Collected data entries
>> BEGIN
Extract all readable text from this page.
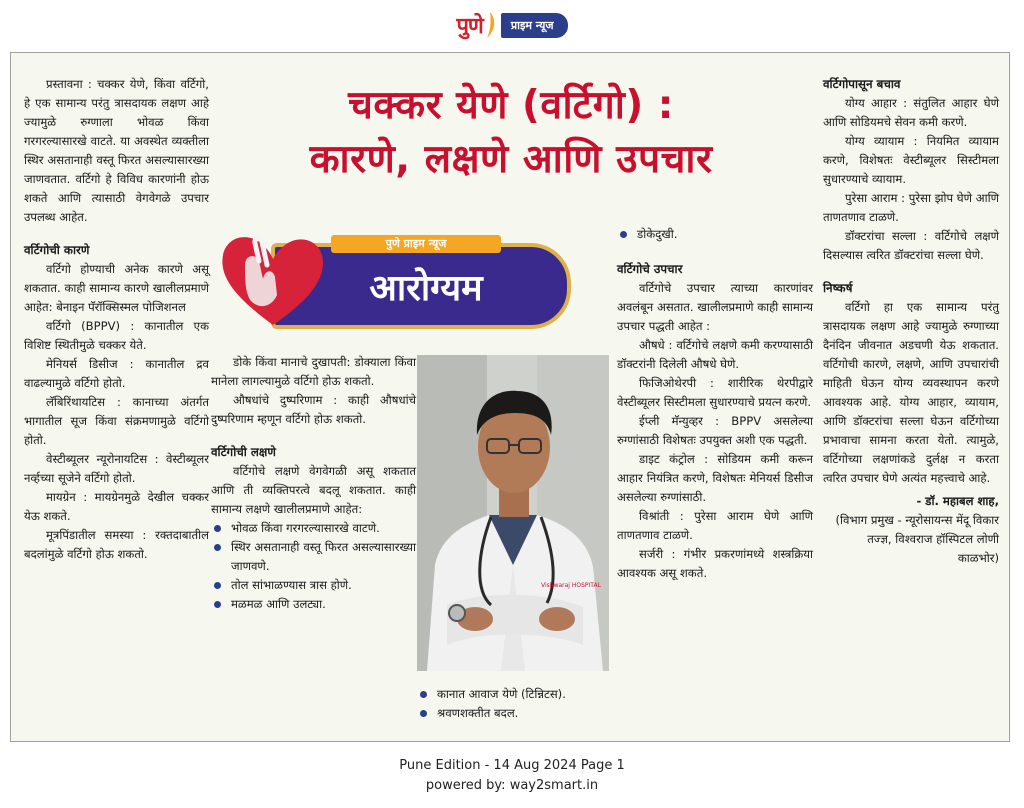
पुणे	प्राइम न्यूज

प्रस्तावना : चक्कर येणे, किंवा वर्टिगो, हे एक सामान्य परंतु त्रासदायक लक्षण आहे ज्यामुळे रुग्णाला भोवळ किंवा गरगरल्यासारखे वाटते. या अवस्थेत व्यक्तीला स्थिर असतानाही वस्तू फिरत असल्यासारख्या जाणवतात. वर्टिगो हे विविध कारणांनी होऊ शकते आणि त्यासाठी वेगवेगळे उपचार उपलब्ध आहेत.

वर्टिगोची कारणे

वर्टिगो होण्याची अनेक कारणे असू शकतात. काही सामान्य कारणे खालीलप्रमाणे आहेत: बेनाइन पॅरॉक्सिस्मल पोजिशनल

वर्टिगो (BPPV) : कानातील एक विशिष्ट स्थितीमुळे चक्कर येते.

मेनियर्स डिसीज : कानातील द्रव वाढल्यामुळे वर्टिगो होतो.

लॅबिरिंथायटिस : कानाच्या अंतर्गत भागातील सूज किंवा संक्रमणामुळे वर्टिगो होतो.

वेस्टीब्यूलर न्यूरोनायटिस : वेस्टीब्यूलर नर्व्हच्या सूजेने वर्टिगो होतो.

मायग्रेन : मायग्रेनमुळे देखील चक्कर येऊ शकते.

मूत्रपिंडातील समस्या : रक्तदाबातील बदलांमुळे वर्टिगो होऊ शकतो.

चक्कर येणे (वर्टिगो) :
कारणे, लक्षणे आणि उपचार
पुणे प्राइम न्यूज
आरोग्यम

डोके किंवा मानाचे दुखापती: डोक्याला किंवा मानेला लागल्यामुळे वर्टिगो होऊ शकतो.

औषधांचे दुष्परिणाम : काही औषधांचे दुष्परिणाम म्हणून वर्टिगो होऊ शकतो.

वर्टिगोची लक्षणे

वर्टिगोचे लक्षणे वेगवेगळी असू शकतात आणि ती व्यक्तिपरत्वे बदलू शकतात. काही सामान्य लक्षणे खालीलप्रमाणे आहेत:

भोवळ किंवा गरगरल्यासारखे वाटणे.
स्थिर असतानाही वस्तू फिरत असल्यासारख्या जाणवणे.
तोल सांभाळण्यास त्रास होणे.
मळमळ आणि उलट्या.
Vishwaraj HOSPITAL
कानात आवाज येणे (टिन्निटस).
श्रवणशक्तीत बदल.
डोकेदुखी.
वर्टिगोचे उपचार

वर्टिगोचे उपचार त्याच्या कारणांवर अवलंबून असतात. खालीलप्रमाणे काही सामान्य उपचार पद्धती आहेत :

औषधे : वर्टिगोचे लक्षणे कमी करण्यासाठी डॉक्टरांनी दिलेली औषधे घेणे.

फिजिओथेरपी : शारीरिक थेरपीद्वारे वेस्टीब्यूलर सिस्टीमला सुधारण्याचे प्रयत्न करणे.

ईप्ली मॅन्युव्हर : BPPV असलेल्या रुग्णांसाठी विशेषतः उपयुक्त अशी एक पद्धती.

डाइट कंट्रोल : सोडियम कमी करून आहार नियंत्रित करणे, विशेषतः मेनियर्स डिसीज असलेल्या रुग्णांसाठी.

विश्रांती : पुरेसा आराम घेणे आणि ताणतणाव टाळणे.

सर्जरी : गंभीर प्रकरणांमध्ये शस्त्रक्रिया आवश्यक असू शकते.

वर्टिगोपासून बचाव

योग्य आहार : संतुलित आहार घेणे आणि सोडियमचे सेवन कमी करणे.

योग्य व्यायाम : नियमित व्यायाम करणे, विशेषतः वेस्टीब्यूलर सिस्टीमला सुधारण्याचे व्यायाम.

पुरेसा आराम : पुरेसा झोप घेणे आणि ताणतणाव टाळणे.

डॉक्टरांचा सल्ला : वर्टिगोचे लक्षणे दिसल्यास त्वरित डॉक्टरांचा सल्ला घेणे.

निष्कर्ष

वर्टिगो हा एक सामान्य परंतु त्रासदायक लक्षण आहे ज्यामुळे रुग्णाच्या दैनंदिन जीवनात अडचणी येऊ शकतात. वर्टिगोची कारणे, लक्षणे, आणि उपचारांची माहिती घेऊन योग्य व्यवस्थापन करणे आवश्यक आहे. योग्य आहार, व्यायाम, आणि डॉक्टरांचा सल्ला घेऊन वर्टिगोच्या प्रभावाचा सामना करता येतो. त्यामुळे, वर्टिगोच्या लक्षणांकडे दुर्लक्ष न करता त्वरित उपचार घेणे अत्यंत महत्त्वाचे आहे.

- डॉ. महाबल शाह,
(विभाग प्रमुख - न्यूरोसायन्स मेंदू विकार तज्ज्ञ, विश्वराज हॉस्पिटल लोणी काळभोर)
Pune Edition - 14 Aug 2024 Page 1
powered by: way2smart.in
>> END
>> BEGIN
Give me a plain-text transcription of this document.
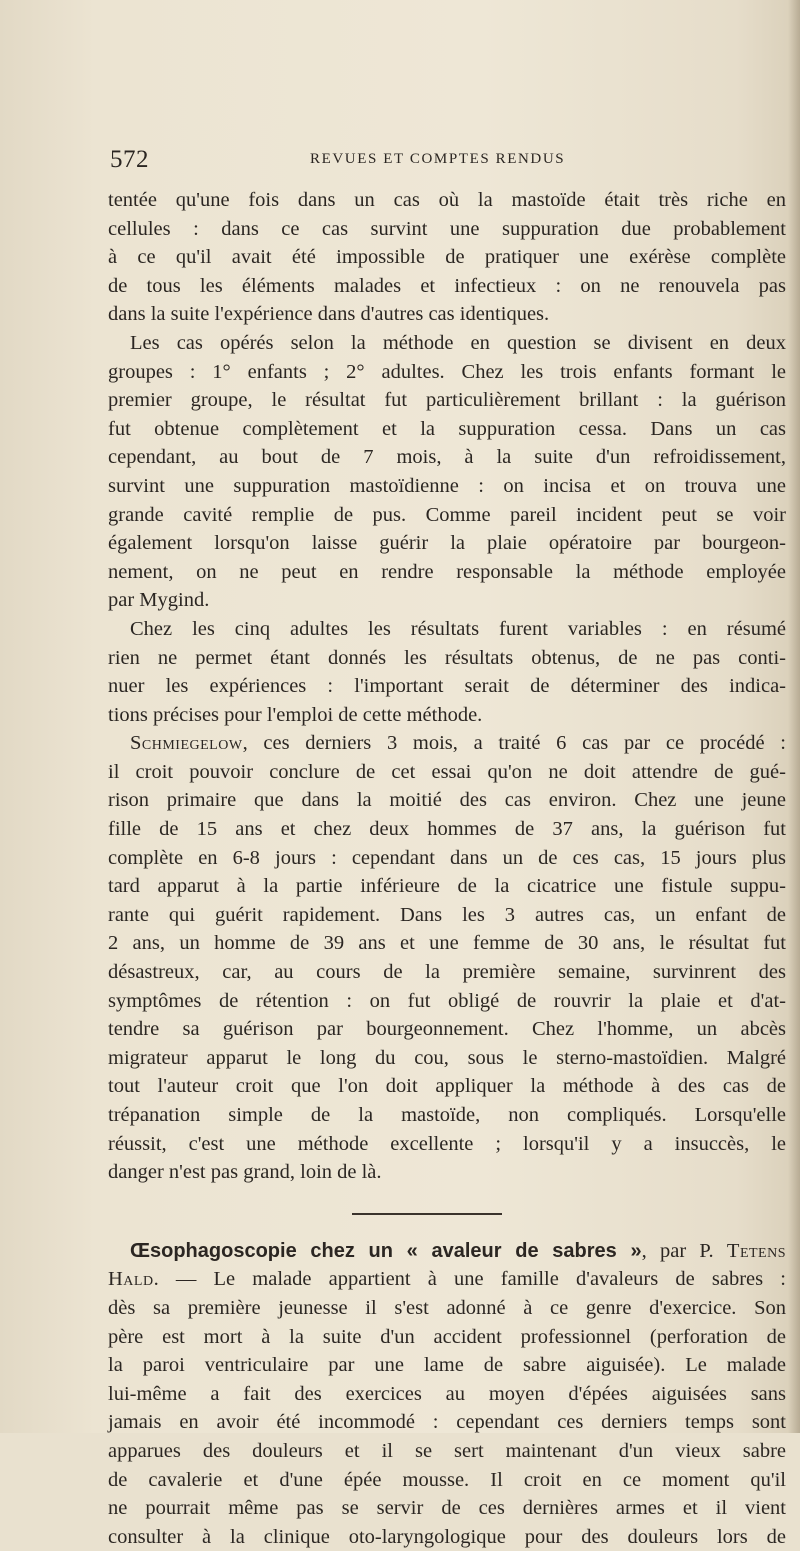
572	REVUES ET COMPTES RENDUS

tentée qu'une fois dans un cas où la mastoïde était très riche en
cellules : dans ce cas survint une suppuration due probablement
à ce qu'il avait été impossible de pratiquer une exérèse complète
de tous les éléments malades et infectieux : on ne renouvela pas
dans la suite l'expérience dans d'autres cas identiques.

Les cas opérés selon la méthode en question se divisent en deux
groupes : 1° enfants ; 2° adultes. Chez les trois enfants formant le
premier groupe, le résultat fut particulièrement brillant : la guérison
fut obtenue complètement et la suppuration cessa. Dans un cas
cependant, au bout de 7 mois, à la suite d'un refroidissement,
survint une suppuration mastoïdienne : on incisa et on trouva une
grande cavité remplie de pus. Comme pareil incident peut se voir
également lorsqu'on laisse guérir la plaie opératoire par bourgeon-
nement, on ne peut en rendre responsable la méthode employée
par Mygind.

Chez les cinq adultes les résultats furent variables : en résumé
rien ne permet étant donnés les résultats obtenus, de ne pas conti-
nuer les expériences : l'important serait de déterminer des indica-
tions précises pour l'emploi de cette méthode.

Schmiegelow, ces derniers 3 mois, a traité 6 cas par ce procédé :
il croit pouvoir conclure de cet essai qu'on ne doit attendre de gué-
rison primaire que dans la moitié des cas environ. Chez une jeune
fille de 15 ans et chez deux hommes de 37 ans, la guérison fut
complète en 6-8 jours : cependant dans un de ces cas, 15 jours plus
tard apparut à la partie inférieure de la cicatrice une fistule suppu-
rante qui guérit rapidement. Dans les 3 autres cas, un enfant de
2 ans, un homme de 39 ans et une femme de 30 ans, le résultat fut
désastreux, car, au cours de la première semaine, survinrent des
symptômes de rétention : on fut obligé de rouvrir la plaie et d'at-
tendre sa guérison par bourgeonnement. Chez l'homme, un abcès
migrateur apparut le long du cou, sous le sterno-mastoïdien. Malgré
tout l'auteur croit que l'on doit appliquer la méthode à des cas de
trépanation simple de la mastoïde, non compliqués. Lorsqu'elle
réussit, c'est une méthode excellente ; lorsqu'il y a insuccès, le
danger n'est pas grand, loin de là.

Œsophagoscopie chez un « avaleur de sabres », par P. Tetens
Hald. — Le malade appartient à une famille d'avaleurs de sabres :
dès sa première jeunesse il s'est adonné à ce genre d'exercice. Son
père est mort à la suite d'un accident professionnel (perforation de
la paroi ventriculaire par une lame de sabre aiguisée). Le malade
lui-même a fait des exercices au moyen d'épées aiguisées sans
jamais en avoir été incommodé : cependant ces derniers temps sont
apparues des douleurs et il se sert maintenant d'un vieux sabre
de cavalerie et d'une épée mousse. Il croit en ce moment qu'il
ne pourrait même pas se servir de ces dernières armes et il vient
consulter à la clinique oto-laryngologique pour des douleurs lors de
>> END
- **TASK INSTRUCTIONS**
From the data, pick out every line that includes "résultats".

- **WRITTEN ANSWER**
Chez les cinq adultes les résultats furent variables : en résumé
rien ne permet étant donnés les résultats obtenus, de ne pas conti-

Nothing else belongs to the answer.